What this task involves: Where the data below has the string "name", return the whole line.

:::::

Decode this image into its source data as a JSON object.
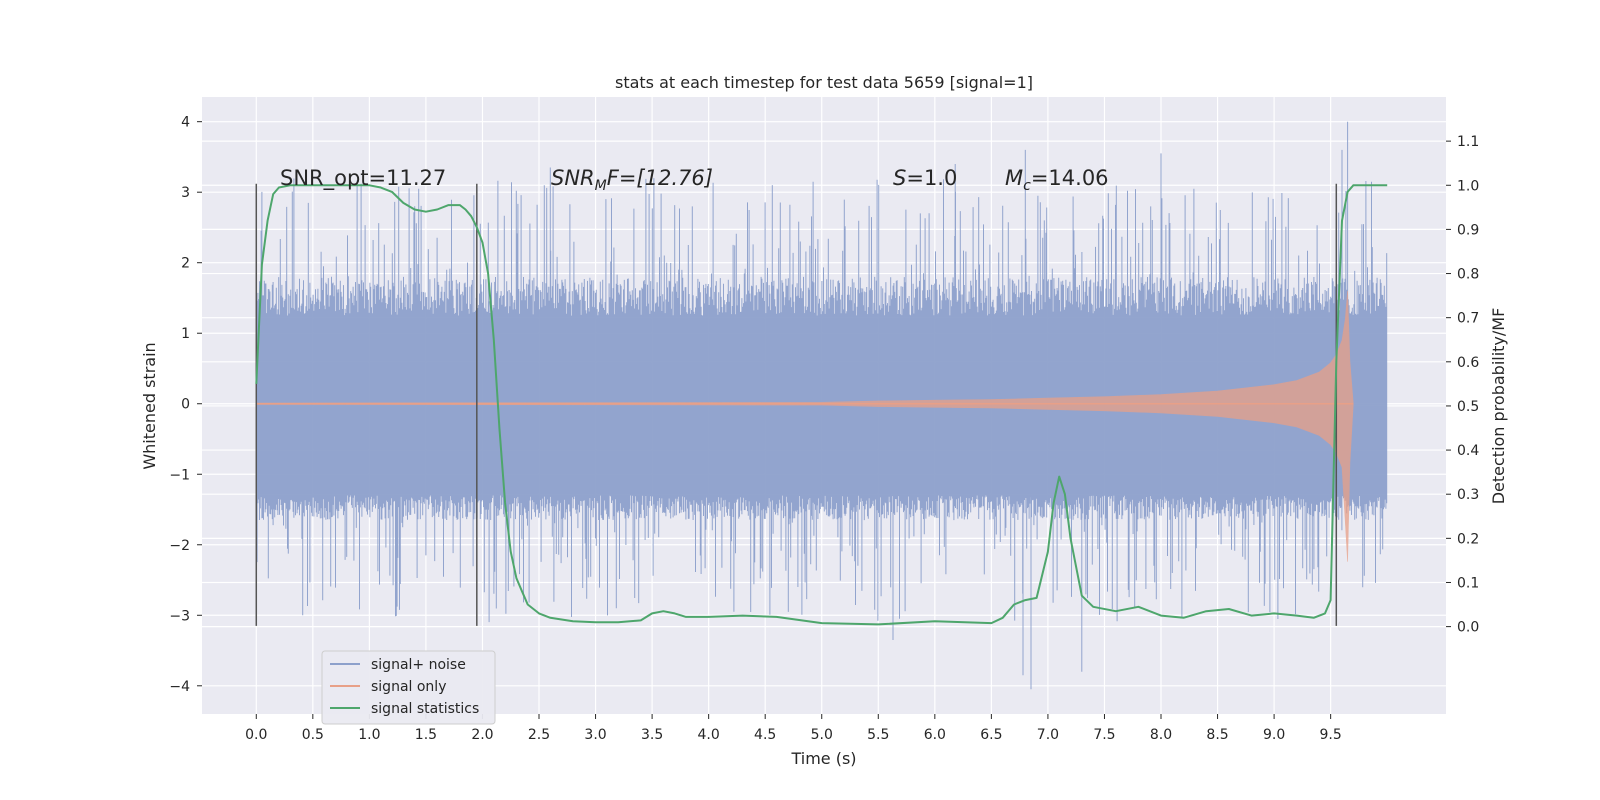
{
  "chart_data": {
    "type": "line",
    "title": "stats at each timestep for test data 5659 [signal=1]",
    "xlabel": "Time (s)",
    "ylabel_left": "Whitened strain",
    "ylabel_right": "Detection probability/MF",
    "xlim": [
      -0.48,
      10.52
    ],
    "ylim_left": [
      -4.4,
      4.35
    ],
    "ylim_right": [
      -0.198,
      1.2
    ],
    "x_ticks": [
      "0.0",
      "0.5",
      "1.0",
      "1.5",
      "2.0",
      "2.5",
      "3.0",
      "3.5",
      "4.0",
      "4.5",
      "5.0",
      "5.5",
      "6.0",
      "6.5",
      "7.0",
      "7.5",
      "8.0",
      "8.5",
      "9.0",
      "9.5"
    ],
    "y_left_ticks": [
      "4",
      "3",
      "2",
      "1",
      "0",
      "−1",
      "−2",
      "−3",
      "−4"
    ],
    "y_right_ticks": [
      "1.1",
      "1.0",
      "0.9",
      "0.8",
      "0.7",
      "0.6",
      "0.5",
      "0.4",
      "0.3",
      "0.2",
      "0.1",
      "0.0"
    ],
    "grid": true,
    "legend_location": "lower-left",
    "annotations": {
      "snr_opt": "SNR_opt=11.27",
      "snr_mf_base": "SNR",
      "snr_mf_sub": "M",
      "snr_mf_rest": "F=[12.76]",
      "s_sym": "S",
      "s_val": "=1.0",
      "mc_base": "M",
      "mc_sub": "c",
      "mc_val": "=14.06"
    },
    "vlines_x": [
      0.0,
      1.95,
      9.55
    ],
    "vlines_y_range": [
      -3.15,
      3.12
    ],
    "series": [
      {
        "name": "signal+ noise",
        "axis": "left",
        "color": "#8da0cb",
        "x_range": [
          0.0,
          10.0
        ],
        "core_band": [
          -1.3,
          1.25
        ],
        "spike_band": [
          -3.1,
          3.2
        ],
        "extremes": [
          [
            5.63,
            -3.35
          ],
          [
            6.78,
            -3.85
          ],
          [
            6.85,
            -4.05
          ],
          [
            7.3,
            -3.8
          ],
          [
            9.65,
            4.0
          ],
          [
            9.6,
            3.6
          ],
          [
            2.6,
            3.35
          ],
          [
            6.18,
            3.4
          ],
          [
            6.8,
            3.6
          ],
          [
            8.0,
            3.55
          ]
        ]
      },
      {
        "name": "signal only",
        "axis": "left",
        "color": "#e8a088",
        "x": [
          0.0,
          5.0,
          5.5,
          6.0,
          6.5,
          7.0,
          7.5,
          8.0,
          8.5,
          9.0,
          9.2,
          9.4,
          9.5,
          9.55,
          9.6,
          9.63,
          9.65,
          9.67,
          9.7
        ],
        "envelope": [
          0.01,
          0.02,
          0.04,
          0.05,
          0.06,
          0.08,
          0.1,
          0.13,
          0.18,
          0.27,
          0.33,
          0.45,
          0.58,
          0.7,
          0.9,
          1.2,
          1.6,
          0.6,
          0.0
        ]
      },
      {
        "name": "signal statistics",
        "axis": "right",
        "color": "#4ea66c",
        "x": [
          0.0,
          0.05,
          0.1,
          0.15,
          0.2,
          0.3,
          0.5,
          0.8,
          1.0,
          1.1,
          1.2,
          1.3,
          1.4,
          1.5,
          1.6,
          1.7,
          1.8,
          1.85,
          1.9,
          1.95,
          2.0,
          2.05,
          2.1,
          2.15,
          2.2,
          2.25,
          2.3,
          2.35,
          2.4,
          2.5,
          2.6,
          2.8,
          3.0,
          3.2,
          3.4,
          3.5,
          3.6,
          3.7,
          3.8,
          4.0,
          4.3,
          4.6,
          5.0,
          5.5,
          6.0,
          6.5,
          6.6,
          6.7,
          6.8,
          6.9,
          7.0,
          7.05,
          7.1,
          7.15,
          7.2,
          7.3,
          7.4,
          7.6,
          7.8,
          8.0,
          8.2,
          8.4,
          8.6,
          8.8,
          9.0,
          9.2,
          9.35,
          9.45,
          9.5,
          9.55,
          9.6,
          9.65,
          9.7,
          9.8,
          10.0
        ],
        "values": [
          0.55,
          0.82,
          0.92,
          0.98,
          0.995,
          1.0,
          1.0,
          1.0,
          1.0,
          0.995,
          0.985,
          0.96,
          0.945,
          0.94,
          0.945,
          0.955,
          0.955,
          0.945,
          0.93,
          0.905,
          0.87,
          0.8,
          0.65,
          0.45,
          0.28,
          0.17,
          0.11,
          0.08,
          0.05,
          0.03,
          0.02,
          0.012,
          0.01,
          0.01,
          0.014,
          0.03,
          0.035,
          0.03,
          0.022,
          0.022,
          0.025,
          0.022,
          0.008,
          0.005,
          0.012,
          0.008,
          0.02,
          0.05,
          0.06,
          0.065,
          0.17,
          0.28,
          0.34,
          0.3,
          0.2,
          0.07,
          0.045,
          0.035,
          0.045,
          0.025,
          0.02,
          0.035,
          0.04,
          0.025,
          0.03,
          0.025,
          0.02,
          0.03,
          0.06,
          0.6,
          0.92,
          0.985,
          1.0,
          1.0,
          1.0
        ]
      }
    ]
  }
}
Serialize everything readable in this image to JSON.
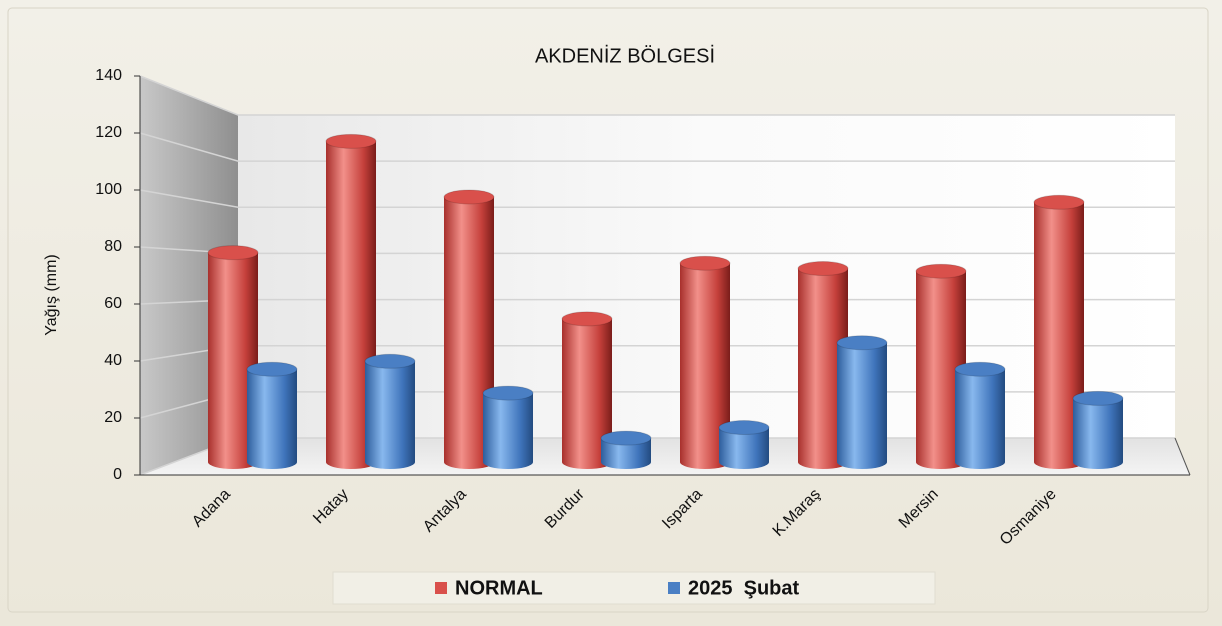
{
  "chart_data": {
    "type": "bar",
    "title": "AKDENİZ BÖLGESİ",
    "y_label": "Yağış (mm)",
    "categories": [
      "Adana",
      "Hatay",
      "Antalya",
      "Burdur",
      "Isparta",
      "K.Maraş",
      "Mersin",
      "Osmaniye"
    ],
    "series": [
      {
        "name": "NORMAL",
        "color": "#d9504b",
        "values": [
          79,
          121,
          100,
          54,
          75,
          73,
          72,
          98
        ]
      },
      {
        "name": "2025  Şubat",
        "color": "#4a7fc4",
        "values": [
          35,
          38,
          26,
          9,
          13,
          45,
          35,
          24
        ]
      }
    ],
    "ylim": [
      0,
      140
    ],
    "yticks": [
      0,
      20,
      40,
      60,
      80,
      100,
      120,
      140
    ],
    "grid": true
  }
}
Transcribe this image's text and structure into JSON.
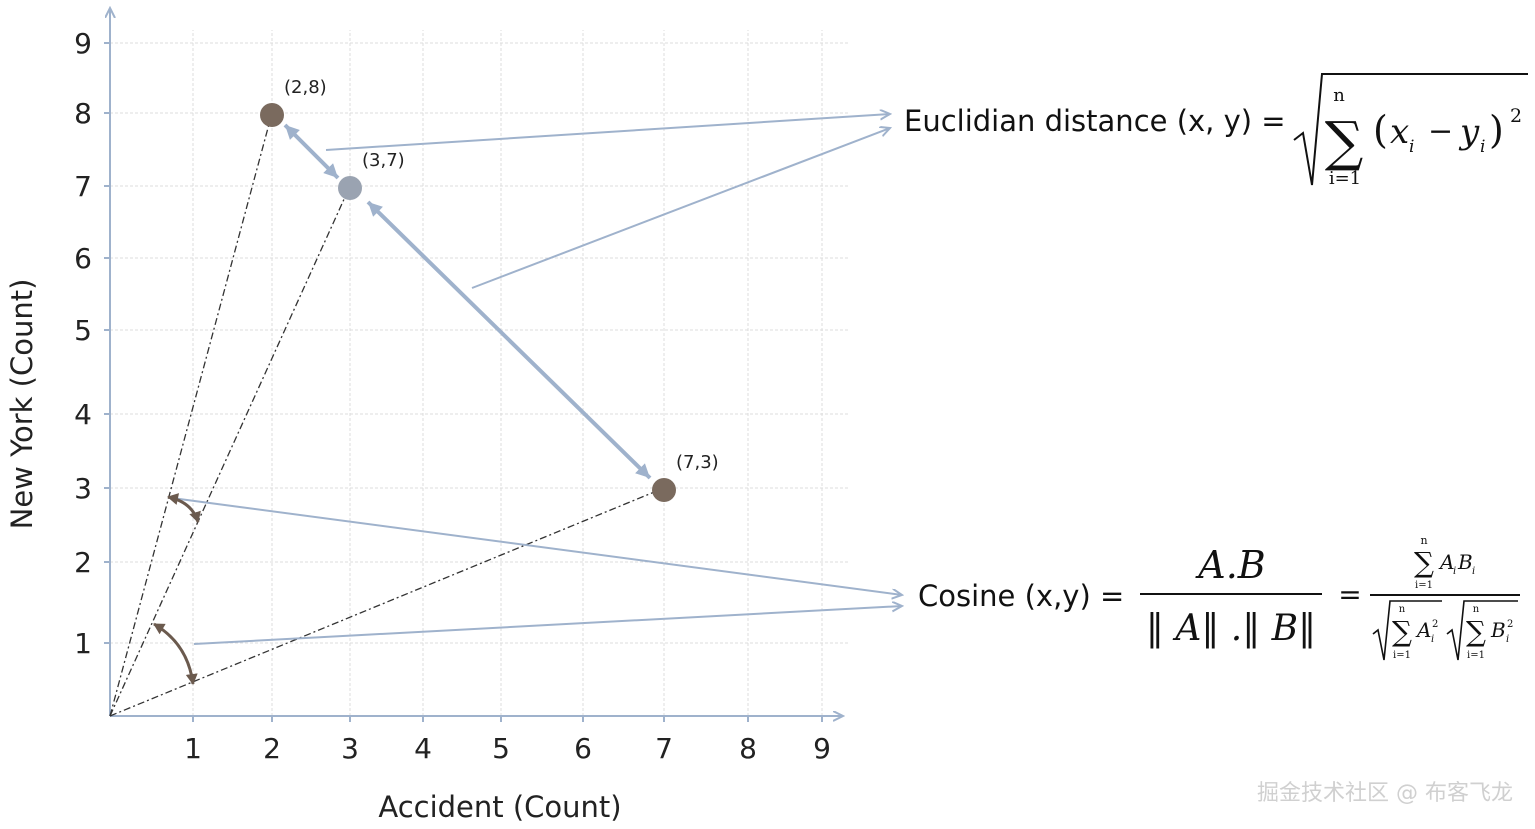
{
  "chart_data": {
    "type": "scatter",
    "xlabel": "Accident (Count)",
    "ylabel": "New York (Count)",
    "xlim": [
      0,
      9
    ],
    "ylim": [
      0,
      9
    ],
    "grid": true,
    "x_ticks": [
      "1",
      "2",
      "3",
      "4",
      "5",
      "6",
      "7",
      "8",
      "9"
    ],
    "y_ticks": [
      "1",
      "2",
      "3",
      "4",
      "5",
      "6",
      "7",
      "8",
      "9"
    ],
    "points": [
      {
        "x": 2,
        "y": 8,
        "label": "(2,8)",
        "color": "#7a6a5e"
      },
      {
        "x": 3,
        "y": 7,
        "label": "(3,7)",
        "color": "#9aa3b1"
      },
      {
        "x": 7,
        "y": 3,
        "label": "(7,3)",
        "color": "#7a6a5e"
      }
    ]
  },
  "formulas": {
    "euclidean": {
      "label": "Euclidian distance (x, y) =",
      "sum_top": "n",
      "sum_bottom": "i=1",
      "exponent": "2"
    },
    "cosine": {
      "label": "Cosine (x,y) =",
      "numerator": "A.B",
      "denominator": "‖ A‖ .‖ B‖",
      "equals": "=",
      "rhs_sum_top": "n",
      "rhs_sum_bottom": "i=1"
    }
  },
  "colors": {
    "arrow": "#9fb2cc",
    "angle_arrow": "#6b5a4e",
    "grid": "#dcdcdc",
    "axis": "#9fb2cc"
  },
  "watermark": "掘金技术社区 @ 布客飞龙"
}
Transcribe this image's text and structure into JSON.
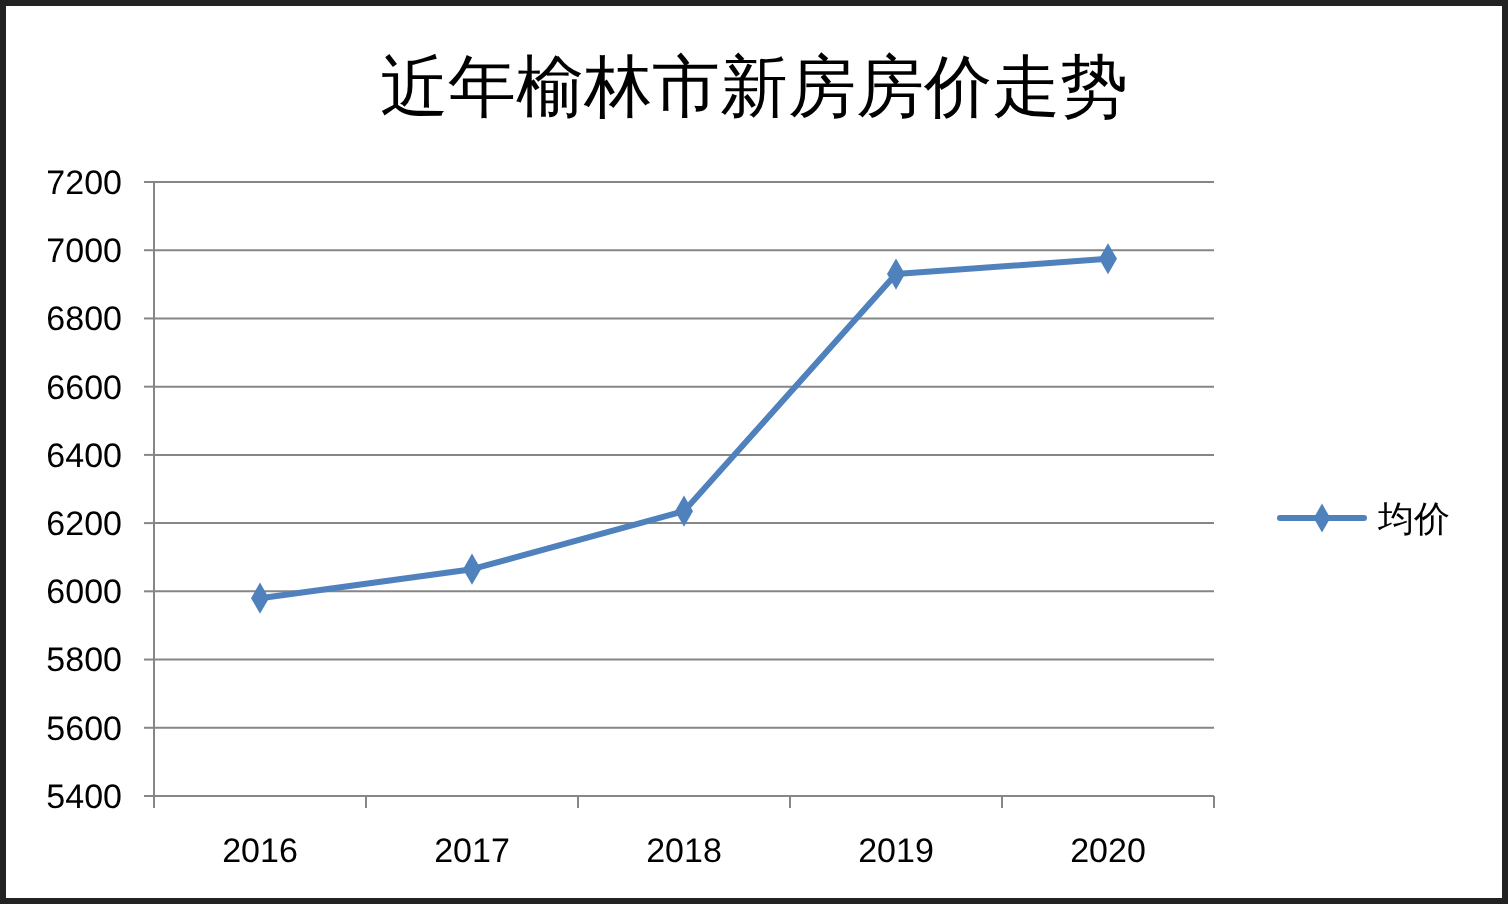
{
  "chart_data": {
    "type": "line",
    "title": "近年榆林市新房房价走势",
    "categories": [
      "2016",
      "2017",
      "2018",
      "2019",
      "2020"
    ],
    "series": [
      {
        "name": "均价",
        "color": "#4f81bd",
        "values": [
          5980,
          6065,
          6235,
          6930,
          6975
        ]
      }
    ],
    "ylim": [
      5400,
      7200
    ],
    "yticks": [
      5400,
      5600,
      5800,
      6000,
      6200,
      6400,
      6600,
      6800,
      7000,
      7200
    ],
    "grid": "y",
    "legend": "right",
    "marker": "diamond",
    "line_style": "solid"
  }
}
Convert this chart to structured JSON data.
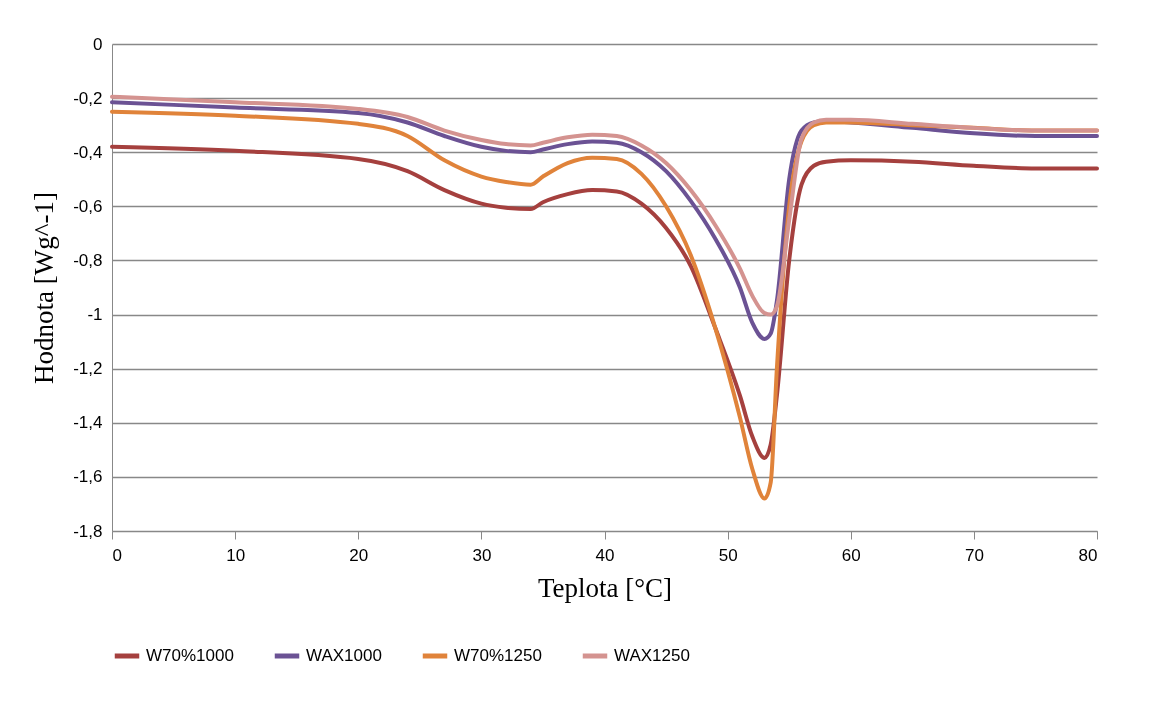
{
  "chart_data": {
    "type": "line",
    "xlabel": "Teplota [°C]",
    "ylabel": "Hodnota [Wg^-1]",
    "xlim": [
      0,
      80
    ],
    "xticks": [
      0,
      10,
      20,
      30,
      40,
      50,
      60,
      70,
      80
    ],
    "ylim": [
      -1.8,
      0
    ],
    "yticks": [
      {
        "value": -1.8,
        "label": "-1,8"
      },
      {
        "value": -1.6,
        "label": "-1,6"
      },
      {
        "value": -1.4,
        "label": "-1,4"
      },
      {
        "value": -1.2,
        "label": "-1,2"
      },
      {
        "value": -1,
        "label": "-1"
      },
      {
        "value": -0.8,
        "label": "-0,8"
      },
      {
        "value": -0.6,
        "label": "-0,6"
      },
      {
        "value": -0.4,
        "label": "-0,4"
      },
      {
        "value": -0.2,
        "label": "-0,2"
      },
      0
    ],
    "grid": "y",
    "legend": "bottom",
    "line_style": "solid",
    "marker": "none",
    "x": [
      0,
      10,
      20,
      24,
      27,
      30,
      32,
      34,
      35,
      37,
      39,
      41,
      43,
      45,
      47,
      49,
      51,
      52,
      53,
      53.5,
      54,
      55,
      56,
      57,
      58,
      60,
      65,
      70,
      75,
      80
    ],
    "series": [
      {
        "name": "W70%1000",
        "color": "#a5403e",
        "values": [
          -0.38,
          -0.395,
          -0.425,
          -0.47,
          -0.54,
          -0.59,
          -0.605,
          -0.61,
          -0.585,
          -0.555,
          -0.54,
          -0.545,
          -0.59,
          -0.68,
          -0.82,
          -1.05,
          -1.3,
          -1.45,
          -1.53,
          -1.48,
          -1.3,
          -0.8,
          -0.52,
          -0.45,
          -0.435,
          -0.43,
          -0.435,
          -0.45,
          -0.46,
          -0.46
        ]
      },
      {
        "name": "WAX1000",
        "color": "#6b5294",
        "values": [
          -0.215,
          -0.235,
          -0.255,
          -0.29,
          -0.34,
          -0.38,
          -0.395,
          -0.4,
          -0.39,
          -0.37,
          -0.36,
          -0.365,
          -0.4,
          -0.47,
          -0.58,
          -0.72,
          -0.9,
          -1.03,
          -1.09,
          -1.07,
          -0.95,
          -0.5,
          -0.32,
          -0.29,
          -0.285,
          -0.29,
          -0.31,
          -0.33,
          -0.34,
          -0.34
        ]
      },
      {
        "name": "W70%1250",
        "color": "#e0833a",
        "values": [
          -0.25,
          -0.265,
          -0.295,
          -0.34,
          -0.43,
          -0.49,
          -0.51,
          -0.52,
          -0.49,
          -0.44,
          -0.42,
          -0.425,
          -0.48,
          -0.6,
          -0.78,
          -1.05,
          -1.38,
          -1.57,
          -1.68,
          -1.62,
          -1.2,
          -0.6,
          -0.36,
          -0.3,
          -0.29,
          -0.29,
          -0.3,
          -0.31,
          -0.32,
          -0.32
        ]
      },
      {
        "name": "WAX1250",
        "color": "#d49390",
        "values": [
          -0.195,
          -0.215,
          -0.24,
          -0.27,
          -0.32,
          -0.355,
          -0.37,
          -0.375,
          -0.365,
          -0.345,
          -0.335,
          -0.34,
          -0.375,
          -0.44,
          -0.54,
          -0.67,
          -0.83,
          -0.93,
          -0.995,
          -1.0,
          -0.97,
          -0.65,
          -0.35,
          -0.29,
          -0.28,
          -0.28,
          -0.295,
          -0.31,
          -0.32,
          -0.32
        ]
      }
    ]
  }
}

:::::

Final result:
        "name": "signal+ noise",
        "name": "signal only",
        "name": "signal statistics",
        "name": "NORMAL",
        "name": "2025  Şubat",
        "name": "均价",
        "name": "W70%1000",
        "name": "WAX1000",
        "name": "W70%1250",
        "name": "WAX1250",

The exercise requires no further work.